**REQUEST:** Reproduce the listing below exactly. Pictures do not belong in the copy.

Part of a data file:

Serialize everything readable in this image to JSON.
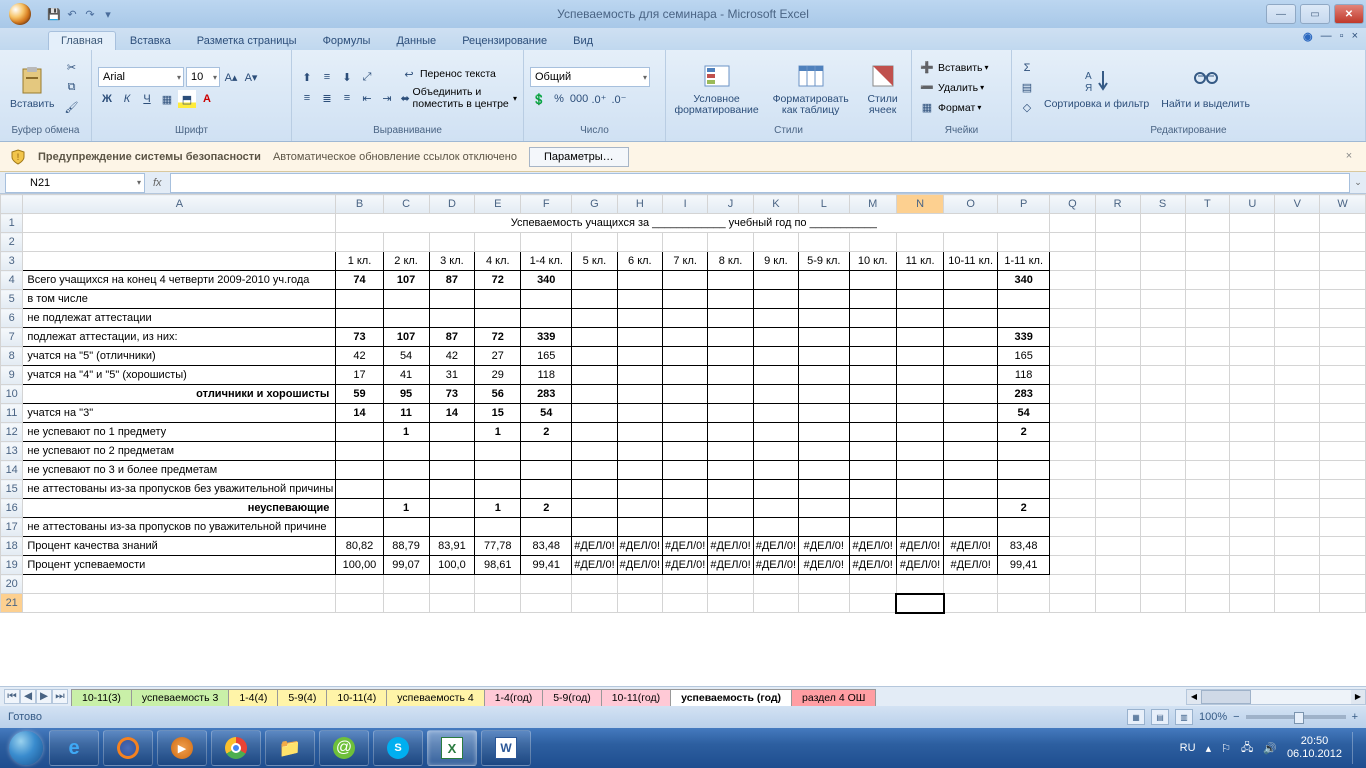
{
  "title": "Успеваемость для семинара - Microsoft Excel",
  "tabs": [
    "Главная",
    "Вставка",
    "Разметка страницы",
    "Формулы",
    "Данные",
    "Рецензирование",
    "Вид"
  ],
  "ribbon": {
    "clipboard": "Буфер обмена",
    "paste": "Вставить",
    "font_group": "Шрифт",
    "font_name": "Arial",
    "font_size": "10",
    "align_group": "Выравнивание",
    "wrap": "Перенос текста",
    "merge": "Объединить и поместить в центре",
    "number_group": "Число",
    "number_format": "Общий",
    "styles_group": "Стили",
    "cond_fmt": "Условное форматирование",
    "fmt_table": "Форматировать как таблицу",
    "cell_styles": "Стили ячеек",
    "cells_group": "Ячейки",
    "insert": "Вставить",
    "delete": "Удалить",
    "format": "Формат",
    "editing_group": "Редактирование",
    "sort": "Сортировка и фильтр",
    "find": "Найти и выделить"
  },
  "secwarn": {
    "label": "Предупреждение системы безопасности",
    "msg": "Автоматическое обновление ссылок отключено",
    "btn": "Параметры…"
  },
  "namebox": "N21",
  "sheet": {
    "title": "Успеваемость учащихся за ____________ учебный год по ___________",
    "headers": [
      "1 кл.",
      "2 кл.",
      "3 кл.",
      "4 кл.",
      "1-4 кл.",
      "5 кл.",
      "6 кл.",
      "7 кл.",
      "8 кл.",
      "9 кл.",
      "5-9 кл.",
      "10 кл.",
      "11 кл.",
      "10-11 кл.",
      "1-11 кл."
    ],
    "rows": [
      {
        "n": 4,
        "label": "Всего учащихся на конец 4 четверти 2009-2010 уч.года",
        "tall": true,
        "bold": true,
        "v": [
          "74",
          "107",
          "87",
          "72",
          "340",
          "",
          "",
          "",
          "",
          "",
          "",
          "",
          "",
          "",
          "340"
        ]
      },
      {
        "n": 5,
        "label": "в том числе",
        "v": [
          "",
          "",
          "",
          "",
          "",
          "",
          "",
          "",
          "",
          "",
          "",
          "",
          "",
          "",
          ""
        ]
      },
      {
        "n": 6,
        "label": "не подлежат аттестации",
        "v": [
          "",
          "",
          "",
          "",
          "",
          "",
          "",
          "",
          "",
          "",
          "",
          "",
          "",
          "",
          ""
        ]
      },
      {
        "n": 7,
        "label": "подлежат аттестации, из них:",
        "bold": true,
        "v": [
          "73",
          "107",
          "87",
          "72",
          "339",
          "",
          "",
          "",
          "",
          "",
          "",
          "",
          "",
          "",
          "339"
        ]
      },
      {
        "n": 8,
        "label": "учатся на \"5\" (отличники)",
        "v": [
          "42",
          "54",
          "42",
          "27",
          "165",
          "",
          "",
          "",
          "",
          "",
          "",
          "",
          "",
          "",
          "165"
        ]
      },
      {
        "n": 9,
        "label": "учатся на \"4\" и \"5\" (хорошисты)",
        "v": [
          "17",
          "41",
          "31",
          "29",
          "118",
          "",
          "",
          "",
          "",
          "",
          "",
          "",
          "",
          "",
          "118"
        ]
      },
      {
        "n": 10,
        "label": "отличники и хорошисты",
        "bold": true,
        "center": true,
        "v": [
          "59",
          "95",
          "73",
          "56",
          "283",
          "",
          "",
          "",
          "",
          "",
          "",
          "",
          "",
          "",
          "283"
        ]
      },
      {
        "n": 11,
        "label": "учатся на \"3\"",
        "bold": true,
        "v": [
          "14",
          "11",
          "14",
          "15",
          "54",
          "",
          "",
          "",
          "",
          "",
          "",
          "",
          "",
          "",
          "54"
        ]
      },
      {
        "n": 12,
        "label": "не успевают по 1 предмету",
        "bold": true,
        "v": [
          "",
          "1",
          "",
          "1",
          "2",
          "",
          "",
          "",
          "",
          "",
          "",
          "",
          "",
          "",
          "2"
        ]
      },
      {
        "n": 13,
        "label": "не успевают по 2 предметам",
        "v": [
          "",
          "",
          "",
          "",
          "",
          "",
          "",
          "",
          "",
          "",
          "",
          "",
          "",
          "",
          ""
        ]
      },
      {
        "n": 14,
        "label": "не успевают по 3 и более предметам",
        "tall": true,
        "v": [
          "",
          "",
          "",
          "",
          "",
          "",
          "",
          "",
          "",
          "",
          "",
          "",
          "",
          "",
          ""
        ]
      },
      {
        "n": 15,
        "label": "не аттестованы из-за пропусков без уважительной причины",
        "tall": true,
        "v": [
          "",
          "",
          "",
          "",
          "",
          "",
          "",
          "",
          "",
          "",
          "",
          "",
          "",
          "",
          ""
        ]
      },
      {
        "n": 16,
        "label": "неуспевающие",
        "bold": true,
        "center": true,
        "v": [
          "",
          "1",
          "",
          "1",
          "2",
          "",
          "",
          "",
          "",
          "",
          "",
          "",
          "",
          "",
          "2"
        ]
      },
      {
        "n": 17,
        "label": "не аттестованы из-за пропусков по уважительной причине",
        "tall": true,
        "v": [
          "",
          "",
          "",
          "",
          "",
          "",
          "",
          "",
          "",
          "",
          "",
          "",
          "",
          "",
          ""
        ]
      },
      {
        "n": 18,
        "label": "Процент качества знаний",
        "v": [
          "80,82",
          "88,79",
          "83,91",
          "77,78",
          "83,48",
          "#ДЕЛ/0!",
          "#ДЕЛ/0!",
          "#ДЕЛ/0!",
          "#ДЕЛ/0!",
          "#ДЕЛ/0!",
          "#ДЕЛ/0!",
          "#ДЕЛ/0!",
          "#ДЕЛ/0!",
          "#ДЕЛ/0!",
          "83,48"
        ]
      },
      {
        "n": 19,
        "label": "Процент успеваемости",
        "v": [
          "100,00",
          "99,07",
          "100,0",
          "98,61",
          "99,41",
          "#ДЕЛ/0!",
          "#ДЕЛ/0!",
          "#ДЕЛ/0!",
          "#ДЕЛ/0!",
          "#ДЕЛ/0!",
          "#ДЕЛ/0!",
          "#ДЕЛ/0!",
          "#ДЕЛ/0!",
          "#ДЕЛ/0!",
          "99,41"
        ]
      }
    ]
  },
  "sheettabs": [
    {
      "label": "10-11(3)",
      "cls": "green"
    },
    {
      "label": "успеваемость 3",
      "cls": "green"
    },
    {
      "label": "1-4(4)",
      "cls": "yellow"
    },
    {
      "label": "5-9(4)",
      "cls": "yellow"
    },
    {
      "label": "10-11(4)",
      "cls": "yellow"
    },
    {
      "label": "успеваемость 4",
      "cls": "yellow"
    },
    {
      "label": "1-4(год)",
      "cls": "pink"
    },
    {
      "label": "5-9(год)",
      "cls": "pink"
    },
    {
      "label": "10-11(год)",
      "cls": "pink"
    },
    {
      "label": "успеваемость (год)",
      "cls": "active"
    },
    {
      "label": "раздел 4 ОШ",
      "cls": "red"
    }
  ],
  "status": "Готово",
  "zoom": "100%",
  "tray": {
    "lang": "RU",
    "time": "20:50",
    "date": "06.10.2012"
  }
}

**SOLUTION TO THE EXERCISE:**
Serialize everything readable in this image to JSON.
{
  "title": "Успеваемость для семинара - Microsoft Excel",
  "tabs": [
    "Главная",
    "Вставка",
    "Разметка страницы",
    "Формулы",
    "Данные",
    "Рецензирование",
    "Вид"
  ],
  "ribbon": {
    "clipboard": "Буфер обмена",
    "paste": "Вставить",
    "font_group": "Шрифт",
    "font_name": "Arial",
    "font_size": "10",
    "align_group": "Выравнивание",
    "wrap": "Перенос текста",
    "merge": "Объединить и поместить в центре",
    "number_group": "Число",
    "number_format": "Общий",
    "styles_group": "Стили",
    "cond_fmt": "Условное форматирование",
    "fmt_table": "Форматировать как таблицу",
    "cell_styles": "Стили ячеек",
    "cells_group": "Ячейки",
    "insert": "Вставить",
    "delete": "Удалить",
    "format": "Формат",
    "editing_group": "Редактирование",
    "sort": "Сортировка и фильтр",
    "find": "Найти и выделить"
  },
  "secwarn": {
    "label": "Предупреждение системы безопасности",
    "msg": "Автоматическое обновление ссылок отключено",
    "btn": "Параметры…"
  },
  "namebox": "N21",
  "sheet": {
    "title": "Успеваемость учащихся за ____________ учебный год по ___________",
    "headers": [
      "1 кл.",
      "2 кл.",
      "3 кл.",
      "4 кл.",
      "1-4 кл.",
      "5 кл.",
      "6 кл.",
      "7 кл.",
      "8 кл.",
      "9 кл.",
      "5-9 кл.",
      "10 кл.",
      "11 кл.",
      "10-11 кл.",
      "1-11 кл."
    ],
    "rows": [
      {
        "n": 4,
        "label": "Всего учащихся на конец 4 четверти 2009-2010 уч.года",
        "tall": true,
        "bold": true,
        "v": [
          "74",
          "107",
          "87",
          "72",
          "340",
          "",
          "",
          "",
          "",
          "",
          "",
          "",
          "",
          "",
          "340"
        ]
      },
      {
        "n": 5,
        "label": "в том числе",
        "v": [
          "",
          "",
          "",
          "",
          "",
          "",
          "",
          "",
          "",
          "",
          "",
          "",
          "",
          "",
          ""
        ]
      },
      {
        "n": 6,
        "label": "не подлежат аттестации",
        "v": [
          "",
          "",
          "",
          "",
          "",
          "",
          "",
          "",
          "",
          "",
          "",
          "",
          "",
          "",
          ""
        ]
      },
      {
        "n": 7,
        "label": "подлежат аттестации, из них:",
        "bold": true,
        "v": [
          "73",
          "107",
          "87",
          "72",
          "339",
          "",
          "",
          "",
          "",
          "",
          "",
          "",
          "",
          "",
          "339"
        ]
      },
      {
        "n": 8,
        "label": "учатся на \"5\" (отличники)",
        "v": [
          "42",
          "54",
          "42",
          "27",
          "165",
          "",
          "",
          "",
          "",
          "",
          "",
          "",
          "",
          "",
          "165"
        ]
      },
      {
        "n": 9,
        "label": "учатся на \"4\" и \"5\" (хорошисты)",
        "v": [
          "17",
          "41",
          "31",
          "29",
          "118",
          "",
          "",
          "",
          "",
          "",
          "",
          "",
          "",
          "",
          "118"
        ]
      },
      {
        "n": 10,
        "label": "отличники и хорошисты",
        "bold": true,
        "center": true,
        "v": [
          "59",
          "95",
          "73",
          "56",
          "283",
          "",
          "",
          "",
          "",
          "",
          "",
          "",
          "",
          "",
          "283"
        ]
      },
      {
        "n": 11,
        "label": "учатся на \"3\"",
        "bold": true,
        "v": [
          "14",
          "11",
          "14",
          "15",
          "54",
          "",
          "",
          "",
          "",
          "",
          "",
          "",
          "",
          "",
          "54"
        ]
      },
      {
        "n": 12,
        "label": "не успевают по 1 предмету",
        "bold": true,
        "v": [
          "",
          "1",
          "",
          "1",
          "2",
          "",
          "",
          "",
          "",
          "",
          "",
          "",
          "",
          "",
          "2"
        ]
      },
      {
        "n": 13,
        "label": "не успевают по 2 предметам",
        "v": [
          "",
          "",
          "",
          "",
          "",
          "",
          "",
          "",
          "",
          "",
          "",
          "",
          "",
          "",
          ""
        ]
      },
      {
        "n": 14,
        "label": "не успевают по 3 и более предметам",
        "tall": true,
        "v": [
          "",
          "",
          "",
          "",
          "",
          "",
          "",
          "",
          "",
          "",
          "",
          "",
          "",
          "",
          ""
        ]
      },
      {
        "n": 15,
        "label": "не аттестованы из-за пропусков без уважительной причины",
        "tall": true,
        "v": [
          "",
          "",
          "",
          "",
          "",
          "",
          "",
          "",
          "",
          "",
          "",
          "",
          "",
          "",
          ""
        ]
      },
      {
        "n": 16,
        "label": "неуспевающие",
        "bold": true,
        "center": true,
        "v": [
          "",
          "1",
          "",
          "1",
          "2",
          "",
          "",
          "",
          "",
          "",
          "",
          "",
          "",
          "",
          "2"
        ]
      },
      {
        "n": 17,
        "label": "не аттестованы из-за пропусков по уважительной причине",
        "tall": true,
        "v": [
          "",
          "",
          "",
          "",
          "",
          "",
          "",
          "",
          "",
          "",
          "",
          "",
          "",
          "",
          ""
        ]
      },
      {
        "n": 18,
        "label": "Процент качества знаний",
        "v": [
          "80,82",
          "88,79",
          "83,91",
          "77,78",
          "83,48",
          "#ДЕЛ/0!",
          "#ДЕЛ/0!",
          "#ДЕЛ/0!",
          "#ДЕЛ/0!",
          "#ДЕЛ/0!",
          "#ДЕЛ/0!",
          "#ДЕЛ/0!",
          "#ДЕЛ/0!",
          "#ДЕЛ/0!",
          "83,48"
        ]
      },
      {
        "n": 19,
        "label": "Процент успеваемости",
        "v": [
          "100,00",
          "99,07",
          "100,0",
          "98,61",
          "99,41",
          "#ДЕЛ/0!",
          "#ДЕЛ/0!",
          "#ДЕЛ/0!",
          "#ДЕЛ/0!",
          "#ДЕЛ/0!",
          "#ДЕЛ/0!",
          "#ДЕЛ/0!",
          "#ДЕЛ/0!",
          "#ДЕЛ/0!",
          "99,41"
        ]
      }
    ]
  },
  "sheettabs": [
    {
      "label": "10-11(3)",
      "cls": "green"
    },
    {
      "label": "успеваемость 3",
      "cls": "green"
    },
    {
      "label": "1-4(4)",
      "cls": "yellow"
    },
    {
      "label": "5-9(4)",
      "cls": "yellow"
    },
    {
      "label": "10-11(4)",
      "cls": "yellow"
    },
    {
      "label": "успеваемость 4",
      "cls": "yellow"
    },
    {
      "label": "1-4(год)",
      "cls": "pink"
    },
    {
      "label": "5-9(год)",
      "cls": "pink"
    },
    {
      "label": "10-11(год)",
      "cls": "pink"
    },
    {
      "label": "успеваемость (год)",
      "cls": "active"
    },
    {
      "label": "раздел 4 ОШ",
      "cls": "red"
    }
  ],
  "status": "Готово",
  "zoom": "100%",
  "tray": {
    "lang": "RU",
    "time": "20:50",
    "date": "06.10.2012"
  }
}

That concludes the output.